=== DO THIS ===
Repeat all of the records verbatim.

___ WORKING DATA ___

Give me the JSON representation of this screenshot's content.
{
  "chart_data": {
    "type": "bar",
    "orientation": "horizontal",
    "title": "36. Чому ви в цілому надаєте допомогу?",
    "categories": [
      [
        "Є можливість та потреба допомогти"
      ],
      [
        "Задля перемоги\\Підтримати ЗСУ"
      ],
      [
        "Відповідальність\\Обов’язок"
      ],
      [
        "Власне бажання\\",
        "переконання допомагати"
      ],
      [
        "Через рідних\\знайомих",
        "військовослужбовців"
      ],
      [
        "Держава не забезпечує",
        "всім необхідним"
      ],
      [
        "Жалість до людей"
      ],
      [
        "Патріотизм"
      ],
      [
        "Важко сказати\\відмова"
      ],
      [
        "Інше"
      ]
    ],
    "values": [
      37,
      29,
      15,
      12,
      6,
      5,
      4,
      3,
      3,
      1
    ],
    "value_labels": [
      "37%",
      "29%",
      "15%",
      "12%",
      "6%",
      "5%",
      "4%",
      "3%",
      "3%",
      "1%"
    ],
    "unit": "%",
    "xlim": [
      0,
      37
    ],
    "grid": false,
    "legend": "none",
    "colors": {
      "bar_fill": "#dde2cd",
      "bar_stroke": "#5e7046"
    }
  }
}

___

=== EXERCISE RESULT ===
Give me the JSON representation of this screenshot's content.
{
  "chart_data": {
    "type": "bar",
    "orientation": "horizontal",
    "title": "36. Чому ви в цілому надаєте допомогу?",
    "categories": [
      [
        "Є можливість та потреба допомогти"
      ],
      [
        "Задля перемоги\\Підтримати ЗСУ"
      ],
      [
        "Відповідальність\\Обов’язок"
      ],
      [
        "Власне бажання\\",
        "переконання допомагати"
      ],
      [
        "Через рідних\\знайомих",
        "військовослужбовців"
      ],
      [
        "Держава не забезпечує",
        "всім необхідним"
      ],
      [
        "Жалість до людей"
      ],
      [
        "Патріотизм"
      ],
      [
        "Важко сказати\\відмова"
      ],
      [
        "Інше"
      ]
    ],
    "values": [
      37,
      29,
      15,
      12,
      6,
      5,
      4,
      3,
      3,
      1
    ],
    "value_labels": [
      "37%",
      "29%",
      "15%",
      "12%",
      "6%",
      "5%",
      "4%",
      "3%",
      "3%",
      "1%"
    ],
    "unit": "%",
    "xlim": [
      0,
      37
    ],
    "grid": false,
    "legend": "none",
    "colors": {
      "bar_fill": "#dde2cd",
      "bar_stroke": "#5e7046"
    }
  }
}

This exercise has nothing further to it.